**Goal**
Could you transcribe every record below exactly as written, leaving out any pictures?

**Records to use**

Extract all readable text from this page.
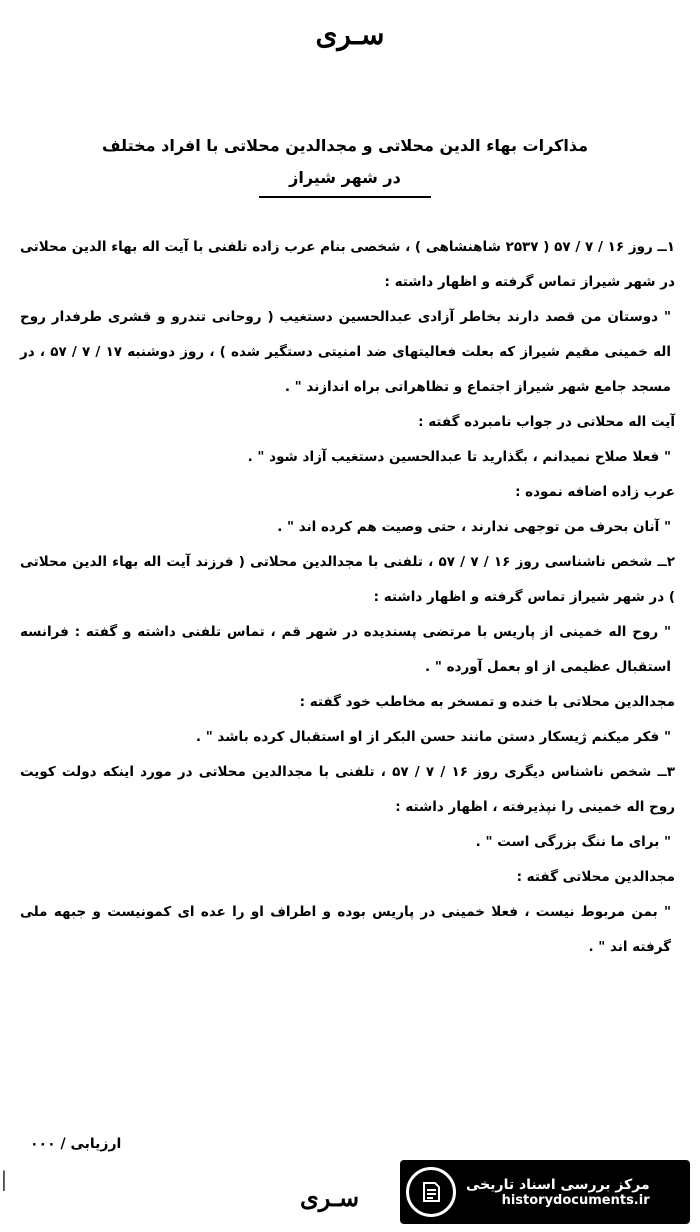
سـری
مذاکرات بهاء الدین محلاتی و مجدالدین محلاتی با افراد مختلف
در شهر شیراز

۱ــ روز ۱۶ / ۷ / ۵۷ ( ۲۵۳۷ شاهنشاهی ) ، شخصی بنام عرب زاده تلفنی با آیت اله بهاء الدین محلاتی در شهر شیراز تماس گرفته و اظهار داشته :

" دوستان من قصد دارند بخاطر آزادی عبدالحسین دستغیب ( روحانی تندرو و قشری طرفدار روح اله خمینی مقیم شیراز که بعلت فعالیتهای ضد امنیتی دستگیر شده ) ، روز دوشنبه ۱۷ / ۷ / ۵۷ ، در مسجد جامع شهر شیراز اجتماع و تظاهراتی براه اندازند " .

آیت اله محلاتی در جواب نامبرده گفته :

" فعلا صلاح نمیدانم ، بگذارید تا عبدالحسین دستغیب آزاد شود " .

عرب زاده اضافه نموده :

" آنان بحرف من توجهی ندارند ، حتی وصیت هم کرده اند " .

۲ــ شخص ناشناسی روز ۱۶ / ۷ / ۵۷ ، تلفنی با مجدالدین محلاتی ( فرزند آیت اله بهاء الدین محلاتی ) در شهر شیراز تماس گرفته و اظهار داشته :

" روح اله خمینی از پاریس با مرتضی پسندیده در شهر قم ، تماس تلفنی داشته و گفته : فرانسه استقبال عظیمی از او بعمل آورده " .

مجدالدین محلاتی با خنده و تمسخر به مخاطب خود گفته :

" فکر میکنم ژیسکار دستن مانند حسن البکر از او استقبال کرده باشد " .

۳ــ شخص ناشناس دیگری روز ۱۶ / ۷ / ۵۷ ، تلفنی با مجدالدین محلاتی در مورد اینکه دولت کویت روح اله خمینی را نپذیرفته ، اظهار داشته :

" برای ما ننگ بزرگی است " .

مجدالدین محلاتی گفته :

" بمن مربوط نیست ، فعلا خمینی در پاریس بوده و اطراف او را عده ای کمونیست و جبهه ملی گرفته اند " .

ارزیابی / ۰۰۰
سـری
ا
ا	مرکز بررسی اسناد تاریخی
historydocuments.ir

**Finished exercise**
Extract all readable text from this page.
سـری
مذاکرات بهاء الدین محلاتی و مجدالدین محلاتی با افراد مختلف
در شهر شیراز

۱ــ روز ۱۶ / ۷ / ۵۷ ( ۲۵۳۷ شاهنشاهی ) ، شخصی بنام عرب زاده تلفنی با آیت اله بهاء الدین محلاتی در شهر شیراز تماس گرفته و اظهار داشته :

" دوستان من قصد دارند بخاطر آزادی عبدالحسین دستغیب ( روحانی تندرو و قشری طرفدار روح اله خمینی مقیم شیراز که بعلت فعالیتهای ضد امنیتی دستگیر شده ) ، روز دوشنبه ۱۷ / ۷ / ۵۷ ، در مسجد جامع شهر شیراز اجتماع و تظاهراتی براه اندازند " .

آیت اله محلاتی در جواب نامبرده گفته :

" فعلا صلاح نمیدانم ، بگذارید تا عبدالحسین دستغیب آزاد شود " .

عرب زاده اضافه نموده :

" آنان بحرف من توجهی ندارند ، حتی وصیت هم کرده اند " .

۲ــ شخص ناشناسی روز ۱۶ / ۷ / ۵۷ ، تلفنی با مجدالدین محلاتی ( فرزند آیت اله بهاء الدین محلاتی ) در شهر شیراز تماس گرفته و اظهار داشته :

" روح اله خمینی از پاریس با مرتضی پسندیده در شهر قم ، تماس تلفنی داشته و گفته : فرانسه استقبال عظیمی از او بعمل آورده " .

مجدالدین محلاتی با خنده و تمسخر به مخاطب خود گفته :

" فکر میکنم ژیسکار دستن مانند حسن البکر از او استقبال کرده باشد " .

۳ــ شخص ناشناس دیگری روز ۱۶ / ۷ / ۵۷ ، تلفنی با مجدالدین محلاتی در مورد اینکه دولت کویت روح اله خمینی را نپذیرفته ، اظهار داشته :

" برای ما ننگ بزرگی است " .

مجدالدین محلاتی گفته :

" بمن مربوط نیست ، فعلا خمینی در پاریس بوده و اطراف او را عده ای کمونیست و جبهه ملی گرفته اند " .

ارزیابی / ۰۰۰
سـری
ا
ا	مرکز بررسی اسناد تاریخی
historydocuments.ir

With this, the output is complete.